*What is being asked:* Arrange the lines below as a Markdown table with the columns "Row" and "Line". Start with the line that contains "footer-bar: Exit xyxy=(1,191,424,257)", go on through the line that contains "slider-tick xyxy=(312,97,313,100)", number each row, and leave out any blank lines.

──────── The data

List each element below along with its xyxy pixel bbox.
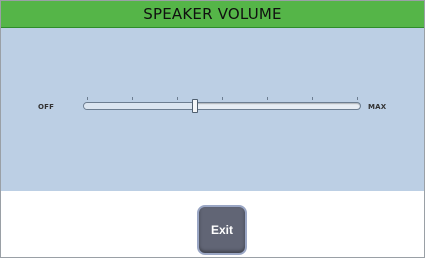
footer-bar: Exit xyxy=(1,191,424,257)
exit-button[interactable]: Exit xyxy=(197,205,247,255)
volume-slider[interactable] xyxy=(79,92,365,122)
slider-max-label: MAX xyxy=(368,103,387,111)
slider-fill xyxy=(84,103,195,109)
slider-tick xyxy=(312,97,313,100)
slider-thumb[interactable] xyxy=(192,99,198,113)
title-bar: SPEAKER VOLUME xyxy=(1,1,424,28)
slider-tick xyxy=(222,97,223,100)
slider-min-label: OFF xyxy=(38,103,55,111)
slider-tick xyxy=(357,97,358,100)
slider-tick xyxy=(267,97,268,100)
speaker-volume-screen: SPEAKER VOLUME OFF MAX Exit xyxy=(0,0,425,258)
volume-panel: OFF MAX xyxy=(1,28,424,191)
slider-tick xyxy=(87,97,88,100)
slider-tick xyxy=(132,97,133,100)
slider-tick xyxy=(177,97,178,100)
page-title: SPEAKER VOLUME xyxy=(143,5,282,23)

────────────────

*Output of the exercise:*
| Row | Line |
|---|---|
| 1 | footer-bar: Exit xyxy=(1,191,424,257) |
| 2 | exit-button[interactable]: Exit xyxy=(197,205,247,255) |
| 3 | volume-slider[interactable] xyxy=(79,92,365,122) |
| 4 | slider-max-label: MAX xyxy=(368,103,387,111) |
| 5 | slider-fill xyxy=(84,103,195,109) |
| 6 | slider-tick xyxy=(312,97,313,100) |